:: DATA RECORDS
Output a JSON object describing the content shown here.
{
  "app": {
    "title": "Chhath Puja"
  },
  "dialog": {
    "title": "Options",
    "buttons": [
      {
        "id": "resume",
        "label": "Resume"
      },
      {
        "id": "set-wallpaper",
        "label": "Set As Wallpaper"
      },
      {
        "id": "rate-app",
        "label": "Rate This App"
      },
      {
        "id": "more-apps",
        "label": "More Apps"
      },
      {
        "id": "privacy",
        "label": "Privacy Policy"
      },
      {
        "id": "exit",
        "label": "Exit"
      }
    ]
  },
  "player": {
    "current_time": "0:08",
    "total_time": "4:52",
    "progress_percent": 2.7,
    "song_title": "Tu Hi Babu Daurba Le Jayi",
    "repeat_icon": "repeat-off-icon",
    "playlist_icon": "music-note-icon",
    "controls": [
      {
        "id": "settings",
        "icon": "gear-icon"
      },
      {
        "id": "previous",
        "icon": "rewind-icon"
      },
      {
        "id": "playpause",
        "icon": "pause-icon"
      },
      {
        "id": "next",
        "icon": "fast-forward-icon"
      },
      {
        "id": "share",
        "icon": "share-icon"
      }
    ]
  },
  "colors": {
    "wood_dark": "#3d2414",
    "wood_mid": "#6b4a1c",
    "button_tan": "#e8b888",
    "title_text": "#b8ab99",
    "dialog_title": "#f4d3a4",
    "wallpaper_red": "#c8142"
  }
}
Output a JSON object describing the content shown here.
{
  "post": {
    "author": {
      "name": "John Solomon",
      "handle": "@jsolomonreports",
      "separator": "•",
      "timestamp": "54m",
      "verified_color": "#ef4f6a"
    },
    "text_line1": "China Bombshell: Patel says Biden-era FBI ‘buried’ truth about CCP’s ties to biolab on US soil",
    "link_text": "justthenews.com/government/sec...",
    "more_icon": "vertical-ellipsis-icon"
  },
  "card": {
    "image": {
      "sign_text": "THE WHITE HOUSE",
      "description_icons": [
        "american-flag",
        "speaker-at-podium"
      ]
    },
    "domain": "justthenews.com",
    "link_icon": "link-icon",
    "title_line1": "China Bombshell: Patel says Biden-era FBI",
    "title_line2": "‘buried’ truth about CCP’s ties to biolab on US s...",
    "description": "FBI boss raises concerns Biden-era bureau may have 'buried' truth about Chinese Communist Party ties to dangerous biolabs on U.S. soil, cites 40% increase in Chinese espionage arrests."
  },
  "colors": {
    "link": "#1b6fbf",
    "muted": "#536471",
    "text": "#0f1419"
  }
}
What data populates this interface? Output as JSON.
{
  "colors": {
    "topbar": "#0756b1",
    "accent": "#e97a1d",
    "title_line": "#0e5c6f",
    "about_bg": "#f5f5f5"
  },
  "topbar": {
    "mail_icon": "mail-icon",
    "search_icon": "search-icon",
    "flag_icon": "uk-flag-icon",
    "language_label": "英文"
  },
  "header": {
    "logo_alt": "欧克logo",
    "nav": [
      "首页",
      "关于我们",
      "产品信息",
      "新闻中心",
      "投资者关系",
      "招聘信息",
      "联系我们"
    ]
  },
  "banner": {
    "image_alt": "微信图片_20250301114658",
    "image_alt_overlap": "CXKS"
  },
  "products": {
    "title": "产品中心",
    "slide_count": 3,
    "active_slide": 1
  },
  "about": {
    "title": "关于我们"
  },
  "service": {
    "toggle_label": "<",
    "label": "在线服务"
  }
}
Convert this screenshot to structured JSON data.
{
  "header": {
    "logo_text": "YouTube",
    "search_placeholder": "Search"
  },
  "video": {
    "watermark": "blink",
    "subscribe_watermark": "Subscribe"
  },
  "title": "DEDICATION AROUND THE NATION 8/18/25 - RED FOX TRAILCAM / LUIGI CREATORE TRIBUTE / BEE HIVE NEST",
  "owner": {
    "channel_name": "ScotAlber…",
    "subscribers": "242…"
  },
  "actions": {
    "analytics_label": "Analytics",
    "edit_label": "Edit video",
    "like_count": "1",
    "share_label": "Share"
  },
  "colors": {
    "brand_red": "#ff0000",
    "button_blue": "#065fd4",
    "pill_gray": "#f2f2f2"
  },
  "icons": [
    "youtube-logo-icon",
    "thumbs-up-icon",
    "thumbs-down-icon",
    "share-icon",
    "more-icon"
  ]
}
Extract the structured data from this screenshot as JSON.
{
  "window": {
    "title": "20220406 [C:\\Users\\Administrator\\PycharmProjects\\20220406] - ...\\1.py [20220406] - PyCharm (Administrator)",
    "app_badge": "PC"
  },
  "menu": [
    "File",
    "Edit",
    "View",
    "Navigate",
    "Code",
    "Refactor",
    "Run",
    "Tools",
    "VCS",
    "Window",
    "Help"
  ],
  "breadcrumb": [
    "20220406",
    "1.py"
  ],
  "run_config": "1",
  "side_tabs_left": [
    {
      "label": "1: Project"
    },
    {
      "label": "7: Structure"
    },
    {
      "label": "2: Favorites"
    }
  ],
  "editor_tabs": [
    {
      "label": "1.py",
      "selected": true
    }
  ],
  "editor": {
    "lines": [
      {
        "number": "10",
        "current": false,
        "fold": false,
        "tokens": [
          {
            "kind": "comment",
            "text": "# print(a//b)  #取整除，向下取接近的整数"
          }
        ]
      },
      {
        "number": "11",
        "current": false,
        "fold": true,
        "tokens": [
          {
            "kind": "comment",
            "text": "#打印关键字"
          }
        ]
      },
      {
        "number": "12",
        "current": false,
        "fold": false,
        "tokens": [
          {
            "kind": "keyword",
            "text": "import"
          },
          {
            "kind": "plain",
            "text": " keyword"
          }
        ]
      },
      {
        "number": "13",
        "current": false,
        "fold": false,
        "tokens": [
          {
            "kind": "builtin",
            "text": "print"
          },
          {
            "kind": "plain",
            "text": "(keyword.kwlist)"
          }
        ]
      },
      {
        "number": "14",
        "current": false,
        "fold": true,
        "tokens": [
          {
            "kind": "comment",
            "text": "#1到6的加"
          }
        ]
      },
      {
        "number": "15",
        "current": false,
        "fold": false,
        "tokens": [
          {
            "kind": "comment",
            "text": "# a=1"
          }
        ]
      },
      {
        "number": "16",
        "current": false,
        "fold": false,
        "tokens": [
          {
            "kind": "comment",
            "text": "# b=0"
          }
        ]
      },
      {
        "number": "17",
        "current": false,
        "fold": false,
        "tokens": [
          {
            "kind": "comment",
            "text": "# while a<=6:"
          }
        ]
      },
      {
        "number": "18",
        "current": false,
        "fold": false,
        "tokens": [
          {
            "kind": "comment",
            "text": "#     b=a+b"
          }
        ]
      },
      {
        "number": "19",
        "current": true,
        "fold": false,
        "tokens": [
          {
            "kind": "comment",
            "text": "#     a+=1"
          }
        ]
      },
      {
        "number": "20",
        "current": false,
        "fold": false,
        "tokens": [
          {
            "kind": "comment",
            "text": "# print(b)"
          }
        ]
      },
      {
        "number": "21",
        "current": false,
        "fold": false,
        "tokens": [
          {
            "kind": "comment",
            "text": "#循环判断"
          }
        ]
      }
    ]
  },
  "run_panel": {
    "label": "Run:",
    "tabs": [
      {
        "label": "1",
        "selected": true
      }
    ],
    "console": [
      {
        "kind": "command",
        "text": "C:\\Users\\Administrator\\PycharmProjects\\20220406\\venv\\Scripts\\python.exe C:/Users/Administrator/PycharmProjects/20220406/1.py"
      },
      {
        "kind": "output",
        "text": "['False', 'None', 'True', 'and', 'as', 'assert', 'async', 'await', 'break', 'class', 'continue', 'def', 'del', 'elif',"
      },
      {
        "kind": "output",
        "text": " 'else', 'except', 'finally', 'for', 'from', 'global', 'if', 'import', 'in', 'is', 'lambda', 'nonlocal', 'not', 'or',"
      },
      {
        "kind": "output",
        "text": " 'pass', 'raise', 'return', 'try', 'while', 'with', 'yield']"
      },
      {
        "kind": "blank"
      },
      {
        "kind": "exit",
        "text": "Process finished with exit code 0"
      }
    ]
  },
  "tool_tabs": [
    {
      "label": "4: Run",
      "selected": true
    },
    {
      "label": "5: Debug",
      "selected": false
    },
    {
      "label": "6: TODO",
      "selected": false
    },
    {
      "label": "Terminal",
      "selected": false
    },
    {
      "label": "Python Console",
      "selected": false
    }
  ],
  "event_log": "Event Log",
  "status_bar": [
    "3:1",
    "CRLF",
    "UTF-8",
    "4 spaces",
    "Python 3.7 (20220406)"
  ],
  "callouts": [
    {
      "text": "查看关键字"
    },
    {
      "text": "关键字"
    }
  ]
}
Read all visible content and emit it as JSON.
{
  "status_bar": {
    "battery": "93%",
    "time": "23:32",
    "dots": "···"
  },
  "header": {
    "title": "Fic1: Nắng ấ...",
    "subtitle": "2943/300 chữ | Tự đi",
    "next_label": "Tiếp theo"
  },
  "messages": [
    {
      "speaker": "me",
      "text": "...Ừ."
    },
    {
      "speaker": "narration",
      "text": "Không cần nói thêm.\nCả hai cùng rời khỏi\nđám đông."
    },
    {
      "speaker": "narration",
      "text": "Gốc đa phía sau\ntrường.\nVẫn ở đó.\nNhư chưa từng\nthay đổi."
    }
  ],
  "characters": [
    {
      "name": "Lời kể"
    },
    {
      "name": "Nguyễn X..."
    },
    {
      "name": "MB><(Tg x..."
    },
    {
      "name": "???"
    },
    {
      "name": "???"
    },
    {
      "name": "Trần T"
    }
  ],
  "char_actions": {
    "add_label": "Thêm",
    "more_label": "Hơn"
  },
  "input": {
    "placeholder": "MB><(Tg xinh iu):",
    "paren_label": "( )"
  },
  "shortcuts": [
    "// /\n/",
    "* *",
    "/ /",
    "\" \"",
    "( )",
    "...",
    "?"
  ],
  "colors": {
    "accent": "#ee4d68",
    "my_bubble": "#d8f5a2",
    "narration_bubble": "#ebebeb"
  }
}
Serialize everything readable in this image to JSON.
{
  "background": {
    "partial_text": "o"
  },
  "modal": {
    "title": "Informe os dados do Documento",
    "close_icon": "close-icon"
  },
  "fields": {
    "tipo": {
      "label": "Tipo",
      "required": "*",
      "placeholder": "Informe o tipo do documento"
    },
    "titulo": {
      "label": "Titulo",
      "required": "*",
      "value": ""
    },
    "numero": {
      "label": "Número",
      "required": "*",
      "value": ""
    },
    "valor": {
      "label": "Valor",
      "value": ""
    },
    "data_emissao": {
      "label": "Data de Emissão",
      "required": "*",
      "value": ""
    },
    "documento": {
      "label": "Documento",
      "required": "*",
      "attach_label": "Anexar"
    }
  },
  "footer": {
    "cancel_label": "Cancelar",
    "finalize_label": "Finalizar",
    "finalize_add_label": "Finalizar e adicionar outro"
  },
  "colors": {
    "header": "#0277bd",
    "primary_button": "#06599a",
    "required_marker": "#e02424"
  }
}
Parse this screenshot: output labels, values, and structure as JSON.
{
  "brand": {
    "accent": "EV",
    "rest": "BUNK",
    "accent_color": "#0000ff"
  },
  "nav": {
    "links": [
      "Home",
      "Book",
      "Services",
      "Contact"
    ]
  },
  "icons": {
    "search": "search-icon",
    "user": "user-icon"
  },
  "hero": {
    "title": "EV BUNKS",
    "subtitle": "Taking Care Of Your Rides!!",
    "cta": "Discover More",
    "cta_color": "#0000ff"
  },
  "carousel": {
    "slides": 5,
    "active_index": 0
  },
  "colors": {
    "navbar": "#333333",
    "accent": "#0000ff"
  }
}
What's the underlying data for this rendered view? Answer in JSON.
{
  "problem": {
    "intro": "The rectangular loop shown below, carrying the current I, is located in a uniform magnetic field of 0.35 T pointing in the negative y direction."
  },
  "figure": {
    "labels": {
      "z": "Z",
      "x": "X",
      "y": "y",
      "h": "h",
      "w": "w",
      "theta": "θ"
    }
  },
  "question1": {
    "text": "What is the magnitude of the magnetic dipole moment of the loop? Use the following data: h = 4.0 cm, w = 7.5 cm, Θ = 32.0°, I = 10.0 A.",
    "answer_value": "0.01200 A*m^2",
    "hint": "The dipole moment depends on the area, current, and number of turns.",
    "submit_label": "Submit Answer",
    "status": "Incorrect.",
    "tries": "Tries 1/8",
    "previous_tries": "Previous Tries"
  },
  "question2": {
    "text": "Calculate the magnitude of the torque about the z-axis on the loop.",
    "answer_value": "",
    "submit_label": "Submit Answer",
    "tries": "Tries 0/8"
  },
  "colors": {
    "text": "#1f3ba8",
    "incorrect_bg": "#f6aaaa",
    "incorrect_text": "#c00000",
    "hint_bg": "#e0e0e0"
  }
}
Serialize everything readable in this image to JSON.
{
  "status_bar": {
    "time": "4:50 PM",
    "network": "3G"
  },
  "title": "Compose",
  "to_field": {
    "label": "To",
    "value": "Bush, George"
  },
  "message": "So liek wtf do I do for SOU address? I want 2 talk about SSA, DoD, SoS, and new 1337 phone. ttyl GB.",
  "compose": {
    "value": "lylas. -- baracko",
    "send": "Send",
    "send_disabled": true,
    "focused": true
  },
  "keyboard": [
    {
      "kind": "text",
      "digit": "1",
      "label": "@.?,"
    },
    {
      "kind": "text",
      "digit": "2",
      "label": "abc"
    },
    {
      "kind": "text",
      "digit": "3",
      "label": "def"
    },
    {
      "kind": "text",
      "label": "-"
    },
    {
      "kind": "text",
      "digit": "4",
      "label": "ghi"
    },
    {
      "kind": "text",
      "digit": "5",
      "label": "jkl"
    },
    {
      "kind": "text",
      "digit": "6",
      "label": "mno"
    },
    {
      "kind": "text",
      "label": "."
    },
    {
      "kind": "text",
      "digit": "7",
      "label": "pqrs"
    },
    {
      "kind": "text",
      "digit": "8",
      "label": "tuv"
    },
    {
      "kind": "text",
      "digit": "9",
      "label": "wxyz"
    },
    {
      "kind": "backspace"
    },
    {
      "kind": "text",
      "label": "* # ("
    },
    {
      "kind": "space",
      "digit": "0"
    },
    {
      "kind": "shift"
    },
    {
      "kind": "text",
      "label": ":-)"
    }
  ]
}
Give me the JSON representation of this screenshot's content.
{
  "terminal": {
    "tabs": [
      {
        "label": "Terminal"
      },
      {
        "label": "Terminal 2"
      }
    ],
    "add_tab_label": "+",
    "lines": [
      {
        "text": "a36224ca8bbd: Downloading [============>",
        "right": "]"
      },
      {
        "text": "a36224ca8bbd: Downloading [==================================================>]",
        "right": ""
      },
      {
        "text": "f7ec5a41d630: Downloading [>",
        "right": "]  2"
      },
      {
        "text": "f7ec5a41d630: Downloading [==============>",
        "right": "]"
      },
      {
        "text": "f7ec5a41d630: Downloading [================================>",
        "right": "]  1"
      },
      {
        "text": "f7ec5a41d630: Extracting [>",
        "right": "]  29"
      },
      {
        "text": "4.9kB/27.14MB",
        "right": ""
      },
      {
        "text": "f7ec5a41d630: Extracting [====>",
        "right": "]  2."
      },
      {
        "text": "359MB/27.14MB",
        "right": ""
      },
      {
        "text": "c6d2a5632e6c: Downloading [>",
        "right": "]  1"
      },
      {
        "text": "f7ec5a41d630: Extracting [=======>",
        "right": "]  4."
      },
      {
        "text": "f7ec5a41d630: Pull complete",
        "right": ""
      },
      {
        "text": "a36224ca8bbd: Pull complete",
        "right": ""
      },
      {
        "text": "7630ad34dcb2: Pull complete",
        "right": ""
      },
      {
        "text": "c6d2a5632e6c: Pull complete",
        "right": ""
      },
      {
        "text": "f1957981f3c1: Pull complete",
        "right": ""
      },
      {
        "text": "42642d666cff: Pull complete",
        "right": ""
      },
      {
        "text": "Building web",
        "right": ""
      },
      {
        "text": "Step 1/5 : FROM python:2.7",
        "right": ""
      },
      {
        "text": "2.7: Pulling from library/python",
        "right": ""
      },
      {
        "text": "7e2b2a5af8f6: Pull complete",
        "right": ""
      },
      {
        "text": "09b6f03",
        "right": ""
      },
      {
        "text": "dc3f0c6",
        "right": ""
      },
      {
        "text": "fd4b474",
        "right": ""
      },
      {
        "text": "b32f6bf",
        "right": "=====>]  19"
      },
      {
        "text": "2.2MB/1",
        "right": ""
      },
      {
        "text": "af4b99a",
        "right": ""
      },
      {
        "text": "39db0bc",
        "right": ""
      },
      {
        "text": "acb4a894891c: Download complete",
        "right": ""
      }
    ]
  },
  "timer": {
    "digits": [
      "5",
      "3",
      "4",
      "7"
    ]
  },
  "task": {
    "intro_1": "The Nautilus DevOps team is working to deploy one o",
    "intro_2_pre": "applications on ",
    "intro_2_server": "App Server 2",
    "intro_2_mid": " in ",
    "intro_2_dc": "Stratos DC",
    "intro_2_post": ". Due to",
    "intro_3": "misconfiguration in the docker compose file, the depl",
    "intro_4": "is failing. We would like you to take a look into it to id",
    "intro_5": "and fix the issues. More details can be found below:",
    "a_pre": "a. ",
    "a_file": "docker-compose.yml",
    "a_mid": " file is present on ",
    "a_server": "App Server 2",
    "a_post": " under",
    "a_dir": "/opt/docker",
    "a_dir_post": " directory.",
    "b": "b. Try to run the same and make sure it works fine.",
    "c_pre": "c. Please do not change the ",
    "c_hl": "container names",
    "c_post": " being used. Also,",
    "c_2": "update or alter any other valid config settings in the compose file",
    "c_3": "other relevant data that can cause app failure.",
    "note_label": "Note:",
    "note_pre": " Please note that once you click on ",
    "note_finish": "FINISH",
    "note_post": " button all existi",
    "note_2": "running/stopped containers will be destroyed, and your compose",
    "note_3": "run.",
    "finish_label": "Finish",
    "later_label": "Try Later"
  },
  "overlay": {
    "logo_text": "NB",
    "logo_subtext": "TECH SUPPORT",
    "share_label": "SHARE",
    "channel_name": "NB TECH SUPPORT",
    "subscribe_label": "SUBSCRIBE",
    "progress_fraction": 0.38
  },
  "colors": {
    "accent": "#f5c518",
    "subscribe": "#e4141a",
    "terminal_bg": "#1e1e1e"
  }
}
::::
From the entries above, extract every line where the word "loop" appears.

    "intro": "The rectangular loop shown below, carrying the current I, is located in a uniform magnetic field of 0.35 T pointing in the negative y direction."
    "text": "What is the magnitude of the magnetic dipole moment of the loop? Use the following data: h = 4.0 cm, w = 7.5 cm, Θ = 32.0°, I = 10.0 A.",
    "text": "Calculate the magnitude of the torque about the z-axis on the loop.",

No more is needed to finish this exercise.